* Travail demandé:
1. Relevez tous les lieux géographiques mentionnés dans le texte sur Ayyanar.
2. Transcrivez à l'identique le passage du texte sur Ayyanar qui va de « PC : Ayyanar » à « encore un mystère. ».

* Extrait du texte:
************

PC : Ayyanar (Ayya) est un dieu de villages, vénéré principalement dans l’état du Tamil Nadu et dans les villages tamouls du Sri Lanka. Il est principalement adoré comme un gardien qui protège les villages ruraux. « Ayyanar ou Aiyanar » est composé du mot « Ayya » qui est souvent utilisé pour désigner les gens respectables. Ce terme signifie aussi  un « frère aîné ». Ayyanar est donc issu d’une combinaison de mots qui signifie : «  chef d’un groupe ». C’est pour cette raison qu’on raconte qu’Ayyanar est à la tête d’une armée de dieux : vingt-et-un au total, qui sont ses serviteurs (dont Karrupu Swamy, Sudalai Madan…). A la Réunion, il est rare de voir des temples dédiés en son honneur. Donc son culte reste encore un mystère.

************

* Enregistrements de données:
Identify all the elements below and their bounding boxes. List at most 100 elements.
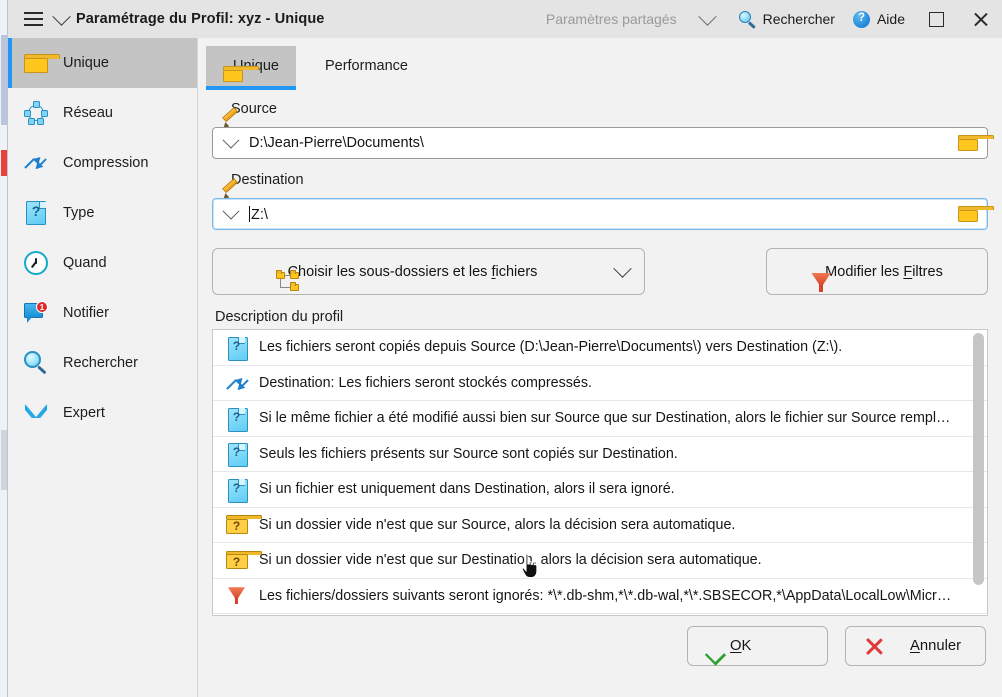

************

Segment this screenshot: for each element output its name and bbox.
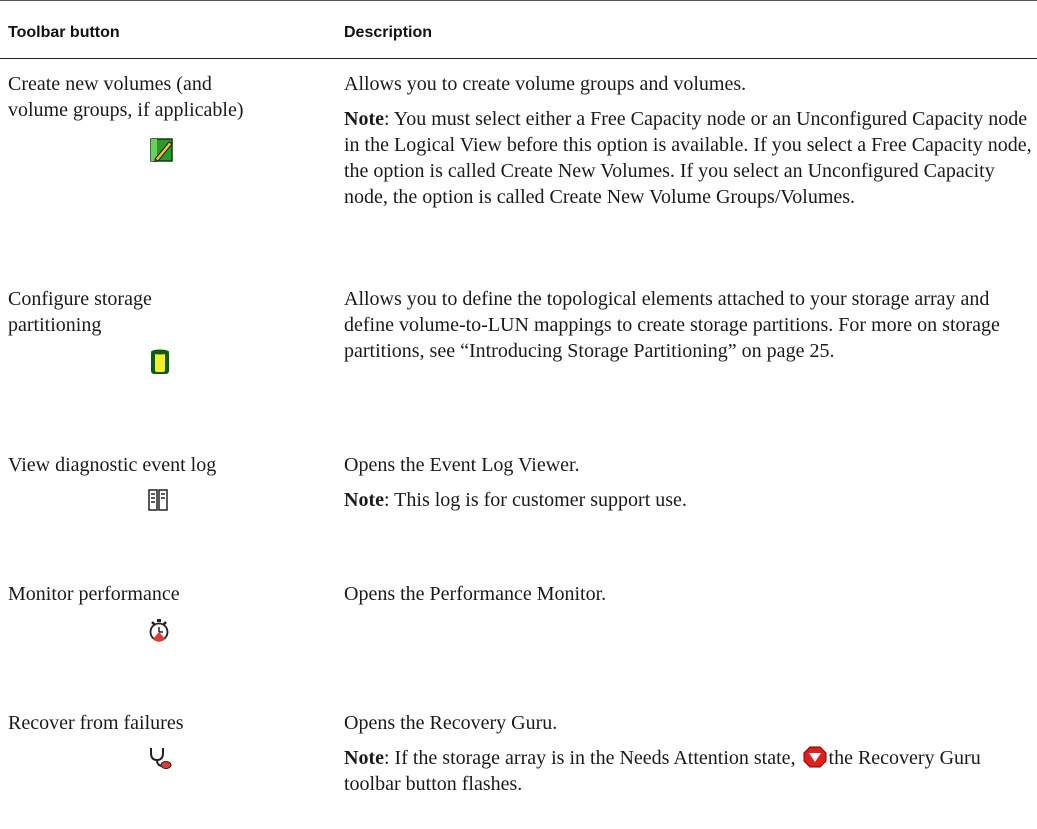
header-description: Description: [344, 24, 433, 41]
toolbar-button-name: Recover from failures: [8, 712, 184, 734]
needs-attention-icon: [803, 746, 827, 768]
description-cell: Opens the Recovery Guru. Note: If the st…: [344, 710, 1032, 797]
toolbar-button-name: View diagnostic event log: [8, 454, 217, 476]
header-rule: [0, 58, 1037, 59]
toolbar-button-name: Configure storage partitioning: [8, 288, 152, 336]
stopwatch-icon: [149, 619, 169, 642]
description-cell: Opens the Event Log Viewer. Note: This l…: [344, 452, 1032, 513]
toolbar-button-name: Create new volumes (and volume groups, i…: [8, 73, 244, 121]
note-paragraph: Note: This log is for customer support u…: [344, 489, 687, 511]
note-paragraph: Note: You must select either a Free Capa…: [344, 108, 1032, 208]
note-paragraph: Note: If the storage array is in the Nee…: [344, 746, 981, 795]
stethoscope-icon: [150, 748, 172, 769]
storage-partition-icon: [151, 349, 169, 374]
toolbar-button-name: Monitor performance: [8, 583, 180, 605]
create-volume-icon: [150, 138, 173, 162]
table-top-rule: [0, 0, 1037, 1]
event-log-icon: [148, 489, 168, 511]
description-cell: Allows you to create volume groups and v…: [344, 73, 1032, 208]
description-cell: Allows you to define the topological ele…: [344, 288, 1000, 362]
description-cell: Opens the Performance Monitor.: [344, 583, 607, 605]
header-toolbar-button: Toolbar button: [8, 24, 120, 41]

************

* Réponses finales:
1.
- le Tamil Nadu
- le Sri Lanka
- la Réunion

2.
PC : Ayyanar (Ayya) est un dieu de villages, vénéré principalement dans l’état du Tamil Nadu et dans les villages tamouls du Sri Lanka. Il est principalement adoré comme un gardien qui protège les villages ruraux. « Ayyanar ou Aiyanar » est composé du mot « Ayya » qui est souvent utilisé pour désigner les gens respectables. Ce terme signifie aussi  un « frère aîné ». Ayyanar est donc issu d’une combinaison de mots qui signifie : «  chef d’un groupe ». C’est pour cette raison qu’on raconte qu’Ayyanar est à la tête d’une armée de dieux : vingt-et-un au total, qui sont ses serviteurs (dont Karrupu Swamy, Sudalai Madan…). A la Réunion, il est rare de voir des temples dédiés en son honneur. Donc son culte reste encore un mystère.